• _Set problem_:
Your task is to locate every line holding the string "name" and to copy each of them.

---

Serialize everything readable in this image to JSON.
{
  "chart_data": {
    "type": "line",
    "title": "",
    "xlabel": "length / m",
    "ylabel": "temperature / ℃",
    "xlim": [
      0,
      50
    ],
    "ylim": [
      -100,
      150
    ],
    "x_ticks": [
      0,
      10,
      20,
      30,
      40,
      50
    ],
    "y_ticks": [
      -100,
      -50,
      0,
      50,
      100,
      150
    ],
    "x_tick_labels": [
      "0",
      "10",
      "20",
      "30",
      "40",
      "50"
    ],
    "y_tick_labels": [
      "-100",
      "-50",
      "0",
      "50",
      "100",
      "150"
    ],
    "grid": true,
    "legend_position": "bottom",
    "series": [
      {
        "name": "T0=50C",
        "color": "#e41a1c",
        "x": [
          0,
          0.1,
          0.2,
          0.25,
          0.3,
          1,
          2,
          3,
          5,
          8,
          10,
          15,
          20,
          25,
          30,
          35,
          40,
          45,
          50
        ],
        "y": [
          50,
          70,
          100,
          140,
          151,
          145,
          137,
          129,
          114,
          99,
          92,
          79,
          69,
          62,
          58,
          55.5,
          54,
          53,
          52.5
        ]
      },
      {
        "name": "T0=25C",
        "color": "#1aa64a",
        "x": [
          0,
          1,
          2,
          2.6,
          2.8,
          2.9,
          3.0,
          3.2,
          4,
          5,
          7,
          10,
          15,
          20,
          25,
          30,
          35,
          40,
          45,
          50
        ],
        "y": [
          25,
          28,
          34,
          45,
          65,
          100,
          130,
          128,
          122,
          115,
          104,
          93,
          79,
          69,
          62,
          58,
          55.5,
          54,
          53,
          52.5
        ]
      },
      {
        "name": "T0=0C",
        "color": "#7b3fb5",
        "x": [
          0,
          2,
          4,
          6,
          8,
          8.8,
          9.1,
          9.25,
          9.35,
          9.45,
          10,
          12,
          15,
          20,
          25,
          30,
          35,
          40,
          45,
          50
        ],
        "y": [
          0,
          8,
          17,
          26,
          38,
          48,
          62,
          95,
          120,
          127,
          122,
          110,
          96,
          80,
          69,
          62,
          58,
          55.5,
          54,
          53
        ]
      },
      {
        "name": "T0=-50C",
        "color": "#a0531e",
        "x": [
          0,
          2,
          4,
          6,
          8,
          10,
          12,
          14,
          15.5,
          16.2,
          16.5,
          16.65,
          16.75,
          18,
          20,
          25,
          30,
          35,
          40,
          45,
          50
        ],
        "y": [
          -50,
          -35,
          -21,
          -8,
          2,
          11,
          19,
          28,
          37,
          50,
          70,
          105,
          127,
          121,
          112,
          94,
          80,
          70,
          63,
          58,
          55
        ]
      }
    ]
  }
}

---

• _Right answer_:
        "name": "T0=50C",
        "name": "T0=25C",
        "name": "T0=0C",
        "name": "T0=-50C",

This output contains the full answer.